_Requirement_
Return each line of the listing that contains the string "which".
— begin —
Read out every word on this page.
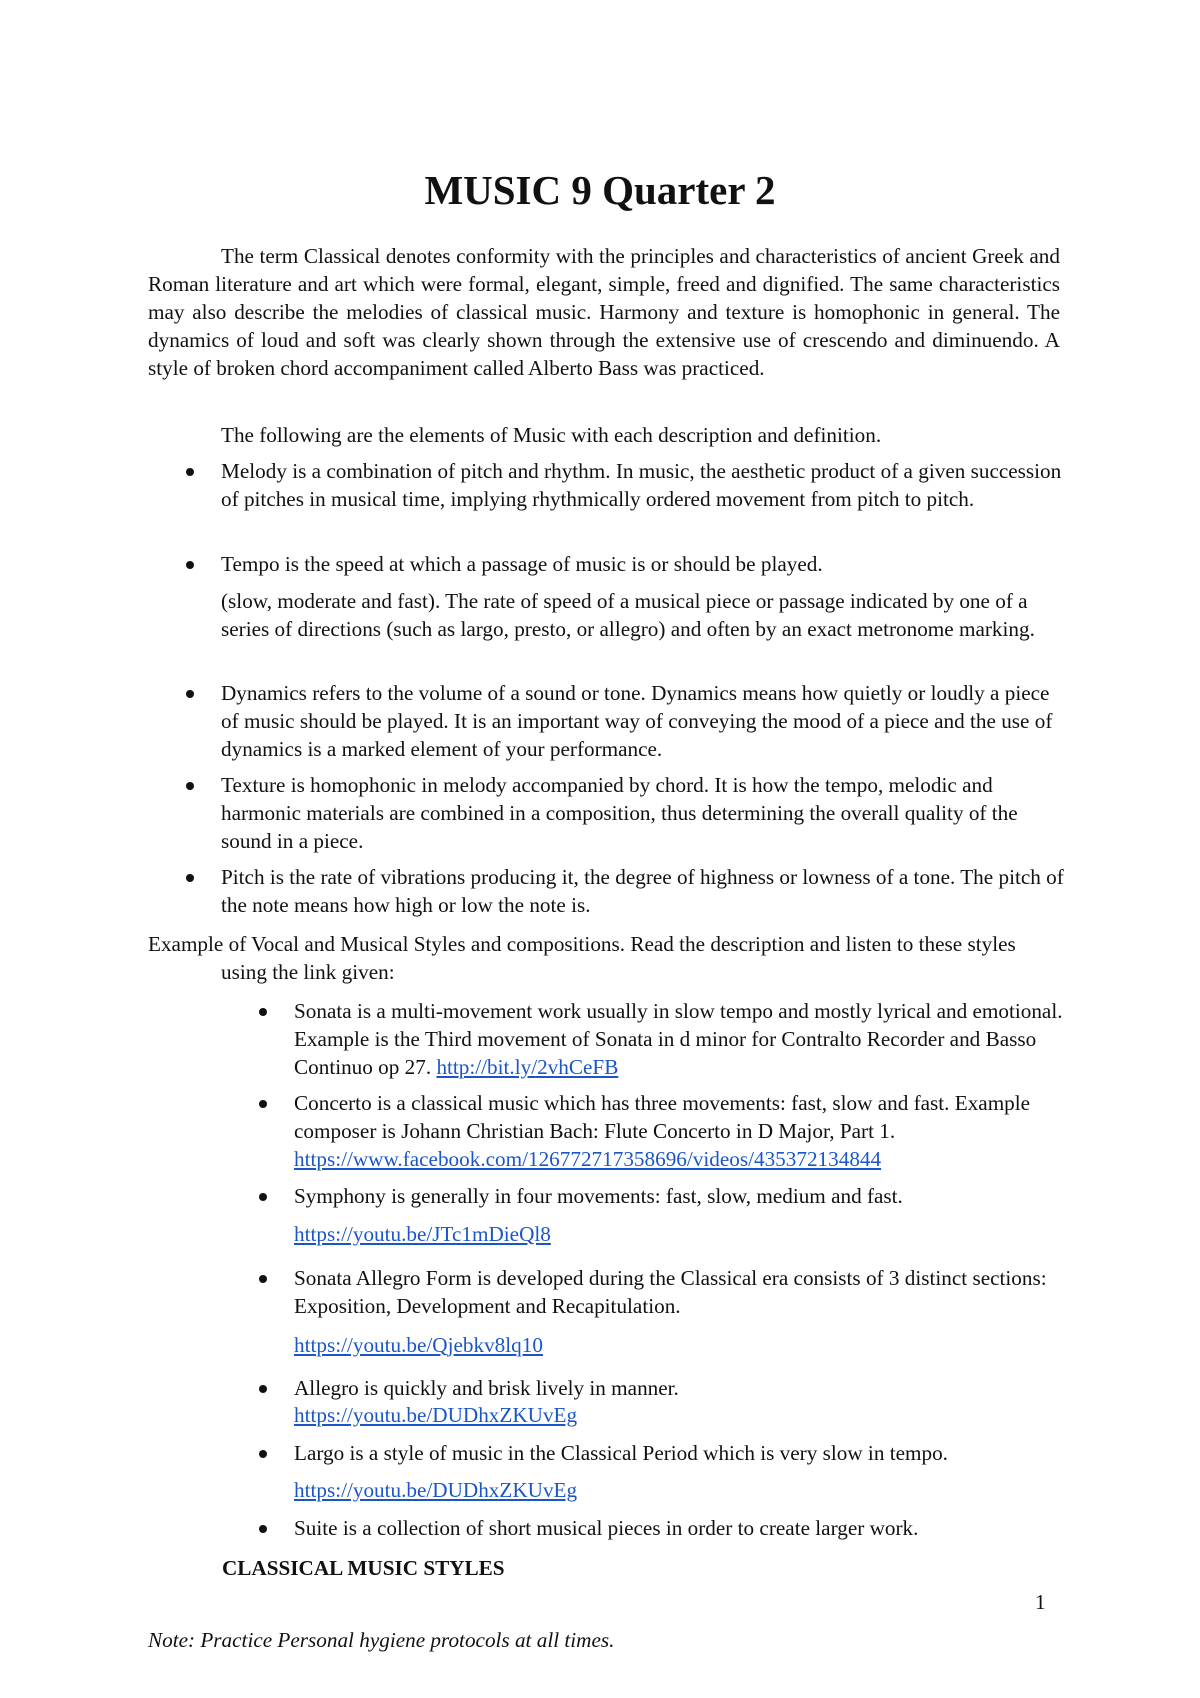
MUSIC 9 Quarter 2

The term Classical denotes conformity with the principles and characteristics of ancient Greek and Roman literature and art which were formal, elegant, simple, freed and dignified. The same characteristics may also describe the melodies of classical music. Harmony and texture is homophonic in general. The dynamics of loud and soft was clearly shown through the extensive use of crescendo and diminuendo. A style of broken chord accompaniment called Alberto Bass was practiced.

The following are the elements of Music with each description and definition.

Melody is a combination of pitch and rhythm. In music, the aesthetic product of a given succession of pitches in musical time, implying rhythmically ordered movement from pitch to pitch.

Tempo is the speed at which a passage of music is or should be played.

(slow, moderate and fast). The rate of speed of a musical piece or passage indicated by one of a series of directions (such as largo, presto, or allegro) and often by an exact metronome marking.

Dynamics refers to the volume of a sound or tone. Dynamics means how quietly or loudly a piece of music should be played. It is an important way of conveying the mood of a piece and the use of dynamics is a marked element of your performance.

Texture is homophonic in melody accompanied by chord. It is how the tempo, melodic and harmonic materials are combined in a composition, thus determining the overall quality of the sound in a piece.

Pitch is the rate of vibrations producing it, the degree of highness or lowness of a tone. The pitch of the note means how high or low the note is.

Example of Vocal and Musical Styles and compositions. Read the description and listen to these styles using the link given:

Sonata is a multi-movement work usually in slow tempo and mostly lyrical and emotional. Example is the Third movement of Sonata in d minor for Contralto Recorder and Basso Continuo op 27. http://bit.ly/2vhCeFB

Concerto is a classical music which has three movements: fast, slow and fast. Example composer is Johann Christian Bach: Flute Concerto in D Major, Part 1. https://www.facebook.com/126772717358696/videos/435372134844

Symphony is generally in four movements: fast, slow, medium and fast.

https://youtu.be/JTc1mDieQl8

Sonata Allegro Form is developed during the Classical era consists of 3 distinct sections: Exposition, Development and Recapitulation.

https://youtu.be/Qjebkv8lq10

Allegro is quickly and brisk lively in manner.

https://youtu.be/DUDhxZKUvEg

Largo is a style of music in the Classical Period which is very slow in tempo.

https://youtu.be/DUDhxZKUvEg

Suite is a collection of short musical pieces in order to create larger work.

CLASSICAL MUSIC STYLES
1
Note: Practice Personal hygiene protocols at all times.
— end —
— begin —
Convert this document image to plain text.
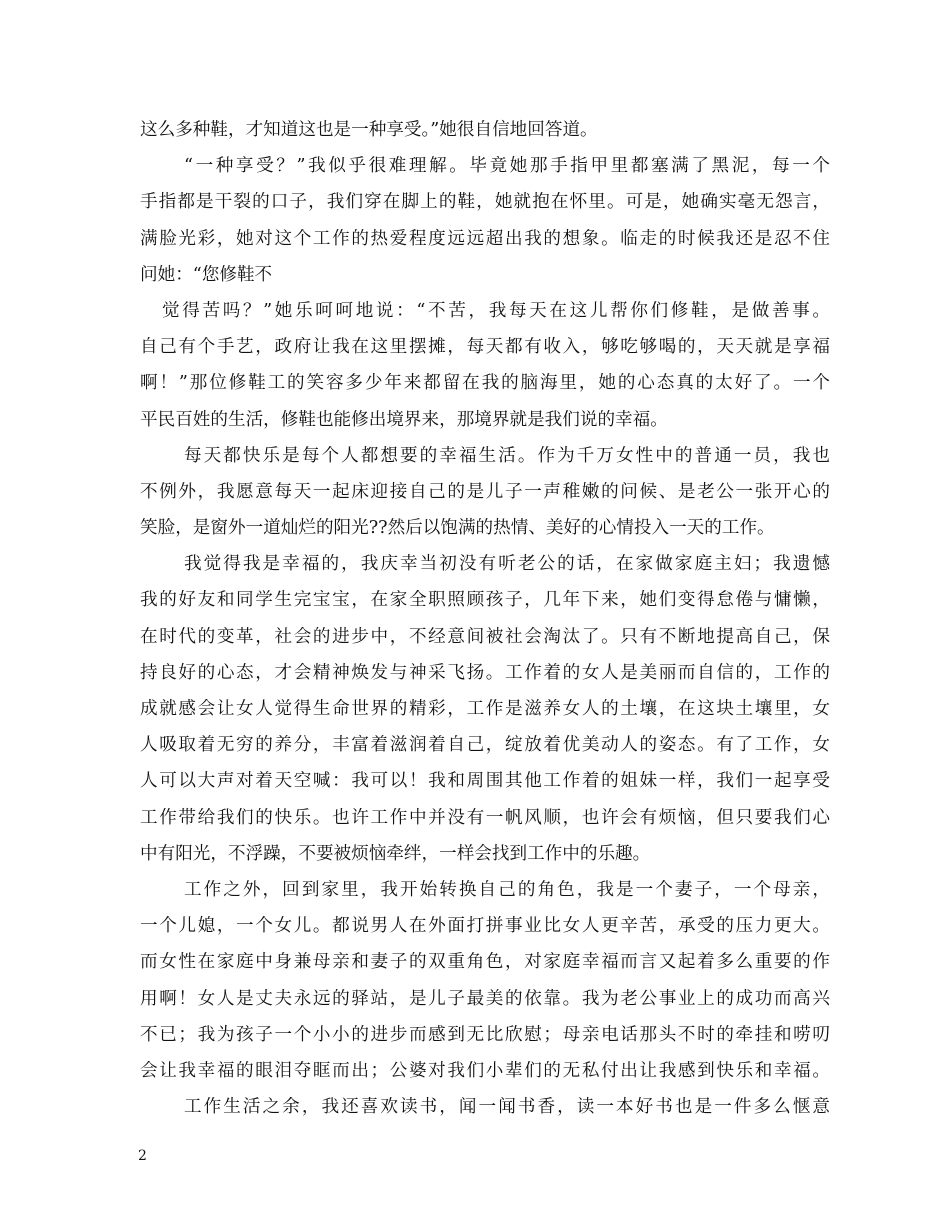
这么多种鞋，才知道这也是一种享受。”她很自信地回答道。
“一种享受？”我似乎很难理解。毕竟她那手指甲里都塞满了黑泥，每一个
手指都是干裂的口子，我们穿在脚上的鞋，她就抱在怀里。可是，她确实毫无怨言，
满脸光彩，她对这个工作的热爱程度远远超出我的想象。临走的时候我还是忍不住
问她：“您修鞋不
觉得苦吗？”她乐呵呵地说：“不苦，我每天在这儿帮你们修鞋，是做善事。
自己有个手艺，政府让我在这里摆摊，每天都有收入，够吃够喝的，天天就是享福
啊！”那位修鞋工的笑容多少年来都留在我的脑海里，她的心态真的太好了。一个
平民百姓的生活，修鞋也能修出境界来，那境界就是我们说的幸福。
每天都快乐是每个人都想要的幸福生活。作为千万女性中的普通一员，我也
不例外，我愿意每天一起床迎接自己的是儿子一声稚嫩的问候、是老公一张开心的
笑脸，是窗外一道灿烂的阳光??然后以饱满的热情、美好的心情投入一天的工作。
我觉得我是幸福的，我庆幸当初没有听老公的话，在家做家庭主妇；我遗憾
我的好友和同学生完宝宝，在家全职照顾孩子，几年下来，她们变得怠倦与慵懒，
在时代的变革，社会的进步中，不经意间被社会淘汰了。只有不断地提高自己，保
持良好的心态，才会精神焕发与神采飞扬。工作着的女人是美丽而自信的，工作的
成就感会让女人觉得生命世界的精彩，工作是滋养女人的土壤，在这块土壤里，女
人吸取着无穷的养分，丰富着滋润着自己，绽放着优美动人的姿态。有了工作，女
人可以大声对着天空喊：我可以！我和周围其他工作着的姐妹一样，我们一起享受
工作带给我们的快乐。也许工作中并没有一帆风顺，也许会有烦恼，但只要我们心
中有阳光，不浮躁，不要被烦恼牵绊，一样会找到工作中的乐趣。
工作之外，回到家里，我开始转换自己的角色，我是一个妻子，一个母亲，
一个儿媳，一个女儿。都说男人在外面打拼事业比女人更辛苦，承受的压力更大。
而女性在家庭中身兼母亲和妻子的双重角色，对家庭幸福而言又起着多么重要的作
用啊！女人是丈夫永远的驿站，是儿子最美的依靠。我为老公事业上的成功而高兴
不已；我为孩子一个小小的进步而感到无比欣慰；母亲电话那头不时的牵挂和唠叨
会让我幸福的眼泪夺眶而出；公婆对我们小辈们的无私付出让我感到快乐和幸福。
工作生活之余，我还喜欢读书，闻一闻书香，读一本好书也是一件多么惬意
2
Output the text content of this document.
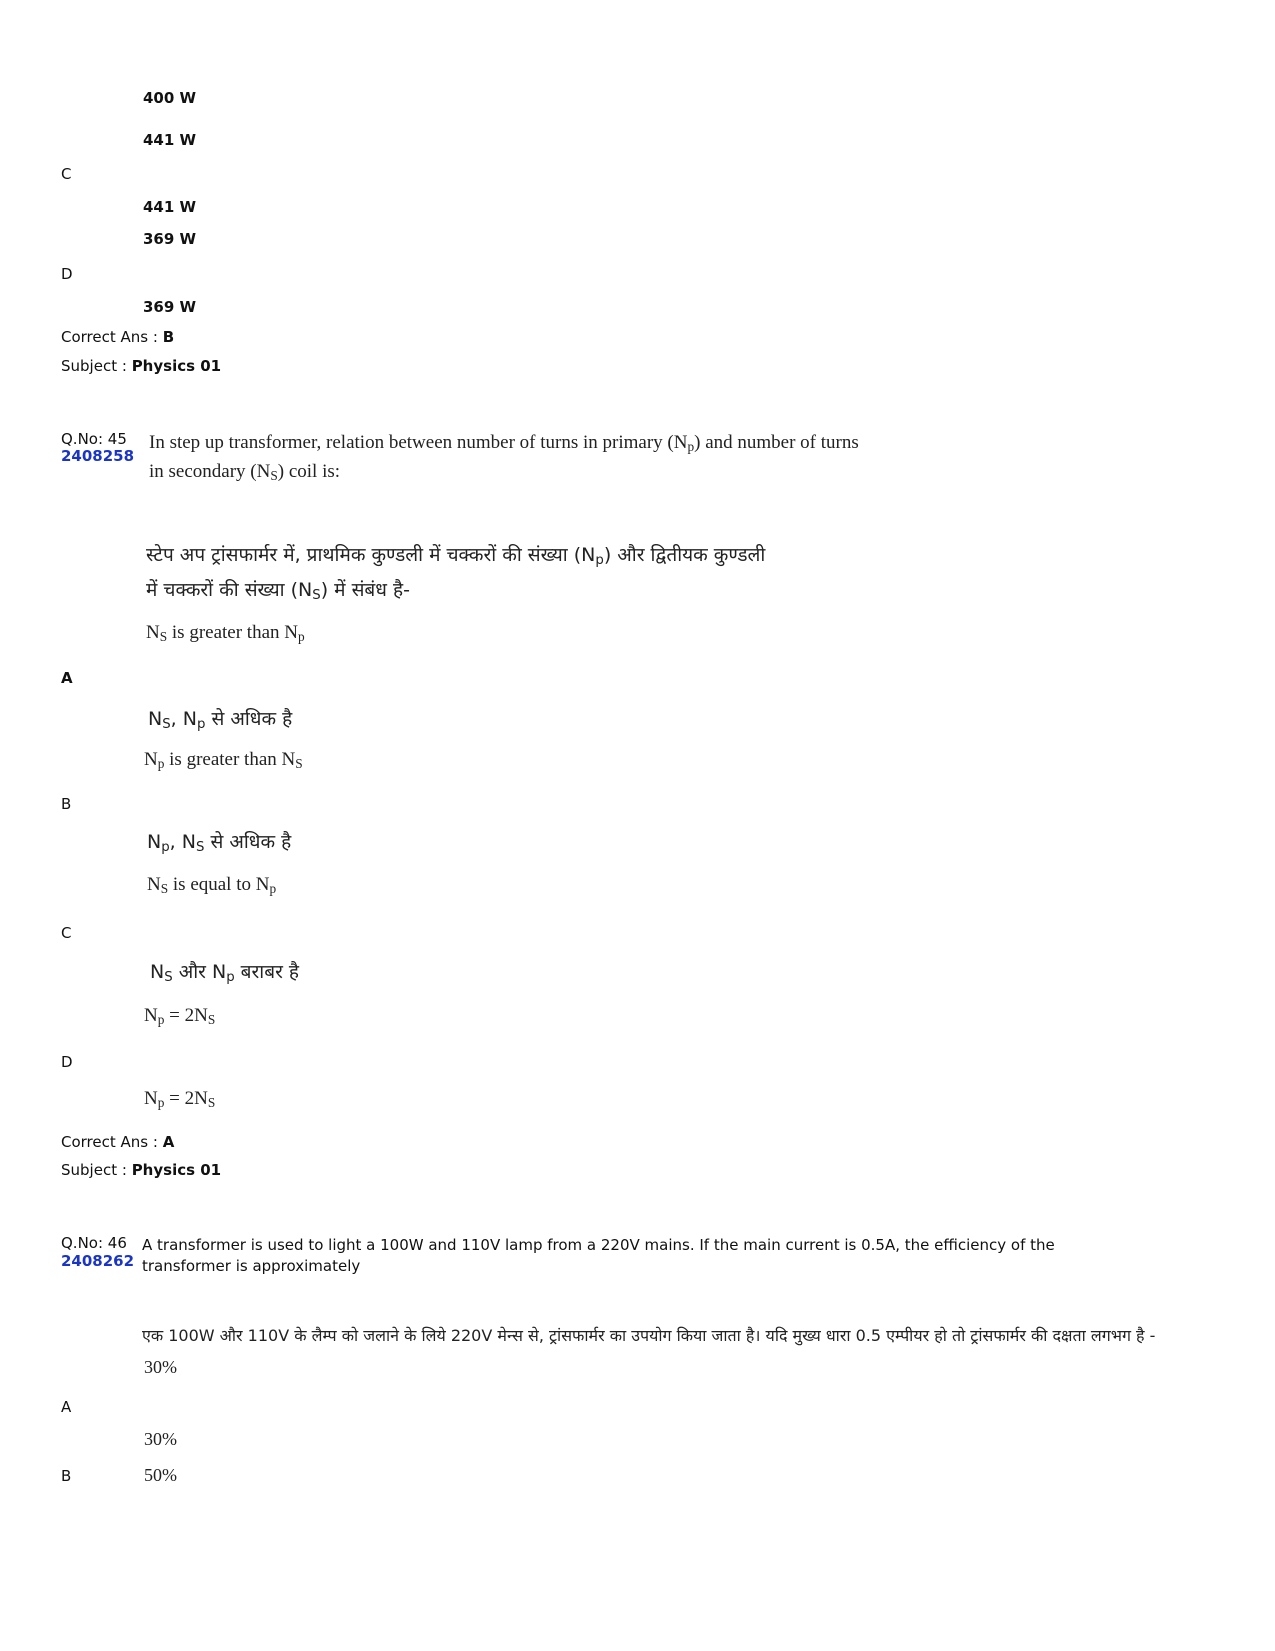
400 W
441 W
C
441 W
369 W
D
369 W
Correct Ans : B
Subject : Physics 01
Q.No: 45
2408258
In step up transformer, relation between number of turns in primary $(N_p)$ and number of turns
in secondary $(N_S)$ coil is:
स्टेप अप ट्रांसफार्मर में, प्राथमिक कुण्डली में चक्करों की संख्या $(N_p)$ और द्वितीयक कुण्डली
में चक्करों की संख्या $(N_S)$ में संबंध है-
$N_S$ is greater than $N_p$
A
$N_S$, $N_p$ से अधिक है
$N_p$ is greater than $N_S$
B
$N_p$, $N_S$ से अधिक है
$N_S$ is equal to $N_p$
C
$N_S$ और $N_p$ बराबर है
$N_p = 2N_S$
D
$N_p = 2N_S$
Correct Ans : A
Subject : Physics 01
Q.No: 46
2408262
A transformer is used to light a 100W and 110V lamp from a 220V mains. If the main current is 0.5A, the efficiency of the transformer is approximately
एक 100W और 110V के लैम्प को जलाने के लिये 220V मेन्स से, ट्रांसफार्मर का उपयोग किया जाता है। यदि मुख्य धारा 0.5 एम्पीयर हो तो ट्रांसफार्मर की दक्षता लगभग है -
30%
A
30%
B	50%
— end —
_Full solution_
The term Classical denotes conformity with the principles and characteristics of ancient Greek and Roman literature and art which were formal, elegant, simple, freed and dignified. The same characteristics may also describe the melodies of classical music. Harmony and texture is homophonic in general. The dynamics of loud and soft was clearly shown through the extensive use of crescendo and diminuendo. A style of broken chord accompaniment called Alberto Bass was practiced.
Tempo is the speed at which a passage of music is or should be played.
Concerto is a classical music which has three movements: fast, slow and fast. Example composer is Johann Christian Bach: Flute Concerto in D Major, Part 1. https://www.facebook.com/126772717358696/videos/435372134844
Largo is a style of music in the Classical Period which is very slow in tempo.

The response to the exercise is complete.